■ **AIM OF THE TASK**: Lift out all lines below that contain "aldrig".

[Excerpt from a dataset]
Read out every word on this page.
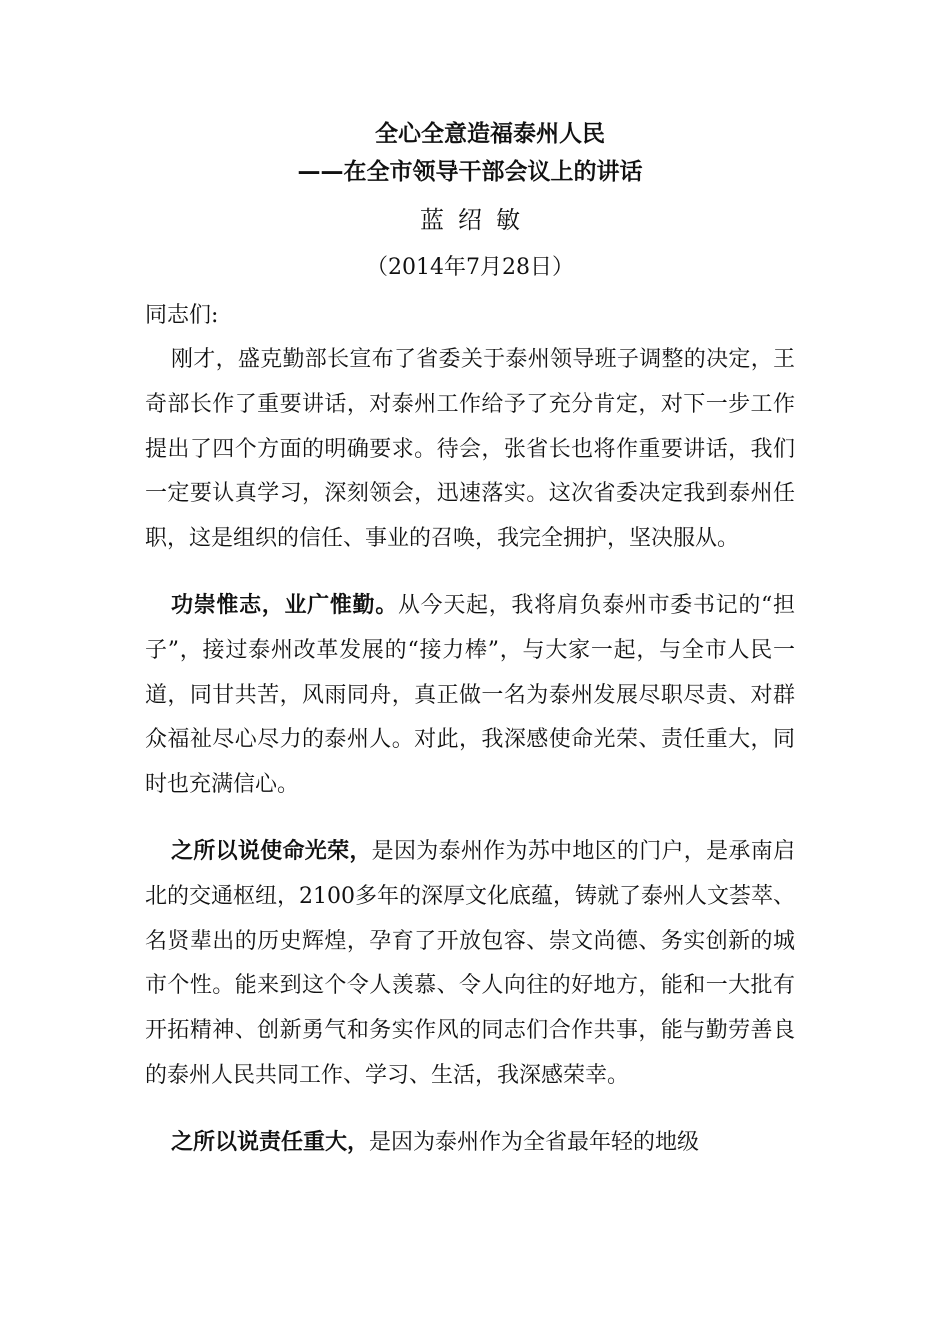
全心全意造福泰州人民
——在全市领导干部会议上的讲话
蓝绍敏
（2014年7月28日）
同志们:

刚才，盛克勤部长宣布了省委关于泰州领导班子调整的决定，王奇部长作了重要讲话，对泰州工作给予了充分肯定，对下一步工作提出了四个方面的明确要求。待会，张省长也将作重要讲话，我们一定要认真学习，深刻领会，迅速落实。这次省委决定我到泰州任职，这是组织的信任、事业的召唤，我完全拥护，坚决服从。

功崇惟志，业广惟勤。从今天起，我将肩负泰州市委书记的“担子”，接过泰州改革发展的“接力棒”，与大家一起，与全市人民一道，同甘共苦，风雨同舟，真正做一名为泰州发展尽职尽责、对群众福祉尽心尽力的泰州人。对此，我深感使命光荣、责任重大，同时也充满信心。

之所以说使命光荣，是因为泰州作为苏中地区的门户，是承南启北的交通枢纽，2100多年的深厚文化底蕴，铸就了泰州人文荟萃、名贤辈出的历史辉煌，孕育了开放包容、崇文尚德、务实创新的城市个性。能来到这个令人羡慕、令人向往的好地方，能和一大批有开拓精神、创新勇气和务实作风的同志们合作共事，能与勤劳善良的泰州人民共同工作、学习、生活，我深感荣幸。

之所以说责任重大，是因为泰州作为全省最年轻的地级
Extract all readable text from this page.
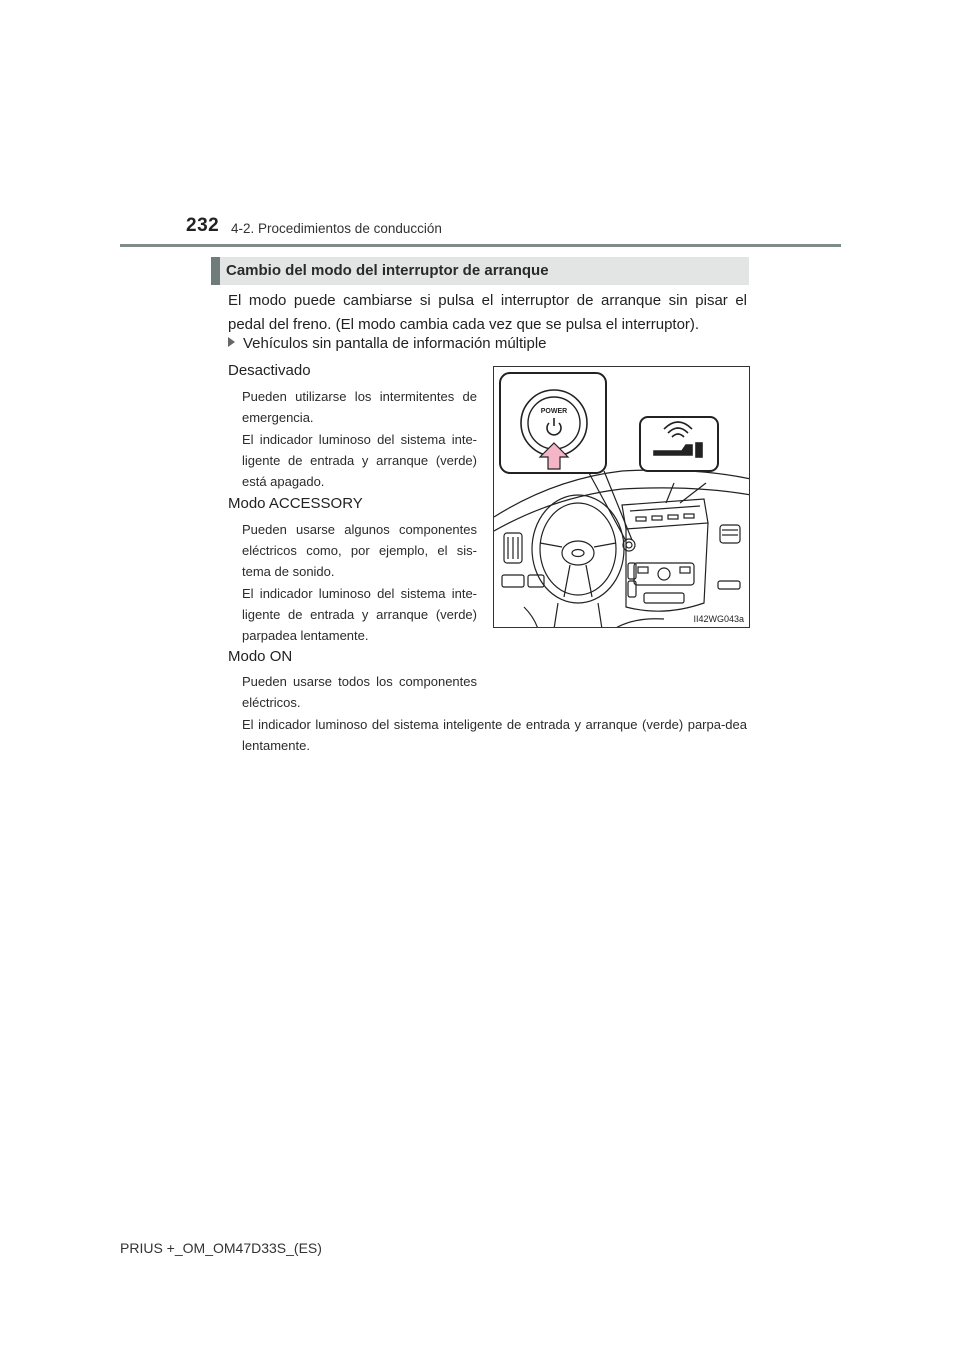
232 4-2. Procedimientos de conducción
Cambio del modo del interruptor de arranque
El modo puede cambiarse si pulsa el interruptor de arranque sin pisar el pedal del freno. (El modo cambia cada vez que se pulsa el interruptor).
Vehículos sin pantalla de información múltiple
Desactivado
Pueden utilizarse los intermitentes de emergencia.
El indicador luminoso del sistema inte-ligente de entrada y arranque (verde) está apagado.
Modo ACCESSORY
Pueden usarse algunos componentes eléctricos como, por ejemplo, el sis-tema de sonido.
El indicador luminoso del sistema inte-ligente de entrada y arranque (verde) parpadea lentamente.
Modo ON
Pueden usarse todos los componentes eléctricos.
El indicador luminoso del sistema inteligente de entrada y arranque (verde) parpa-dea lentamente.
POWER
II42WG043a
PRIUS +_OM_OM47D33S_(ES)
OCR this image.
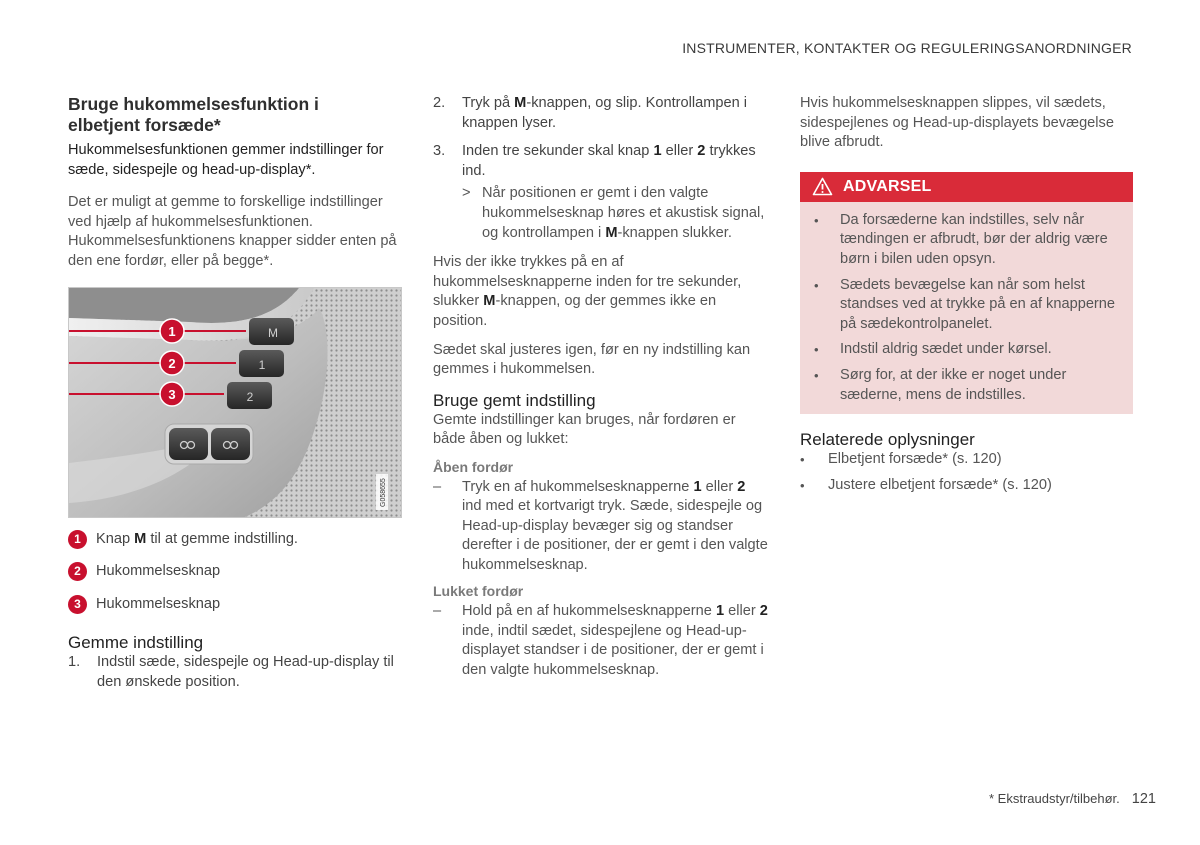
INSTRUMENTER, KONTAKTER OG REGULERINGSANORDNINGER
Bruge hukommelsesfunktion i
elbetjent forsæde*

Hukommelsesfunktionen gemmer indstillinger for sæde, sidespejle og head-up-display*.

Det er muligt at gemme to forskellige indstillinger ved hjælp af hukommelsesfunktionen. Hukommelsesfunktionens knapper sidder enten på den ene fordør, eller på begge*.

M
1
2
1
2
3
G058655
1	Knap M til at gemme indstilling.
2	Hukommelsesknap
3	Hukommelsesknap
Gemme indstilling
1. Indstil sæde, sidespejle og Head-up-display til den ønskede position.
2. Tryk på M-knappen, og slip. Kontrollampen i knappen lyser.
3. Inden tre sekunder skal knap 1 eller 2 trykkes ind.
> Når positionen er gemt i den valgte hukommelsesknap høres et akustisk signal, og kontrollampen i M-knappen slukker.

Hvis der ikke trykkes på en af hukommelsesknapperne inden for tre sekunder, slukker M-knappen, og der gemmes ikke en position.

Sædet skal justeres igen, før en ny indstilling kan gemmes i hukommelsen.

Bruge gemt indstilling

Gemte indstillinger kan bruges, når fordøren er både åben og lukket:

Åben fordør

– Tryk en af hukommelsesknapperne 1 eller 2 ind med et kortvarigt tryk. Sæde, sidespejle og Head-up-display bevæger sig og standser derefter i de positioner, der er gemt i den valgte hukommelsesknap.

Lukket fordør

– Hold på en af hukommelsesknapperne 1 eller 2 inde, indtil sædet, sidespejlene og Head-up-displayet standser i de positioner, der er gemt i den valgte hukommelsesknap.

Hvis hukommelsesknappen slippes, vil sædets, sidespejlenes og Head-up-displayets bevægelse blive afbrudt.

ADVARSEL
• Da forsæderne kan indstilles, selv når tændingen er afbrudt, bør der aldrig være børn i bilen uden opsyn.
• Sædets bevægelse kan når som helst standses ved at trykke på en af knapperne på sædekontrolpanelet.
• Indstil aldrig sædet under kørsel.
• Sørg for, at der ikke er noget under sæderne, mens de indstilles.
Relaterede oplysninger
• Elbetjent forsæde* (s. 120)
• Justere elbetjent forsæde* (s. 120)
* Ekstraudstyr/tilbehør. 121
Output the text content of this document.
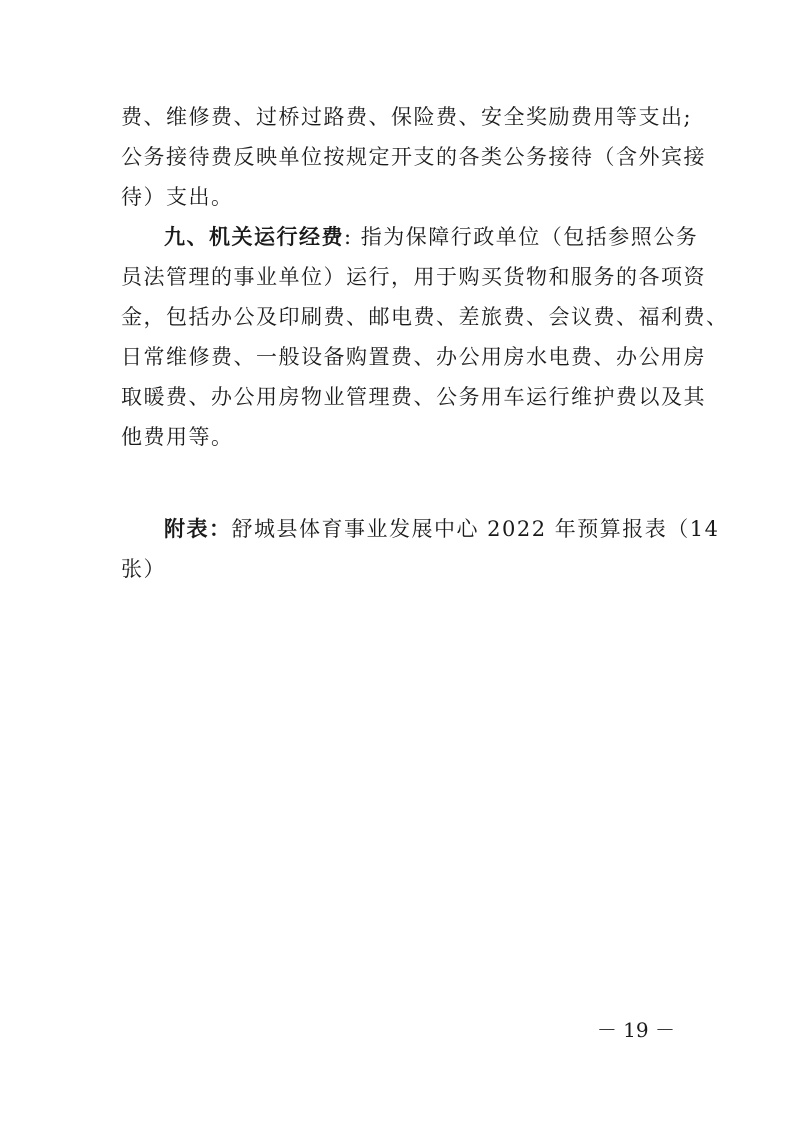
费、维修费、过桥过路费、保险费、安全奖励费用等支出;
公务接待费反映单位按规定开支的各类公务接待（含外宾接
待）支出。
九、机关运行经费: 指为保障行政单位（包括参照公务
员法管理的事业单位）运行，用于购买货物和服务的各项资
金，包括办公及印刷费、邮电费、差旅费、会议费、福利费、
日常维修费、一般设备购置费、办公用房水电费、办公用房
取暖费、办公用房物业管理费、公务用车运行维护费以及其
他费用等。
附表：舒城县体育事业发展中心 2022 年预算报表（14
张）
－ 19 －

■ **TASK ANSWER**:
• Da forsæderne kan indstilles, selv når tændingen er afbrudt, bør der aldrig være børn i bilen uden opsyn.
• Indstil aldrig sædet under kørsel.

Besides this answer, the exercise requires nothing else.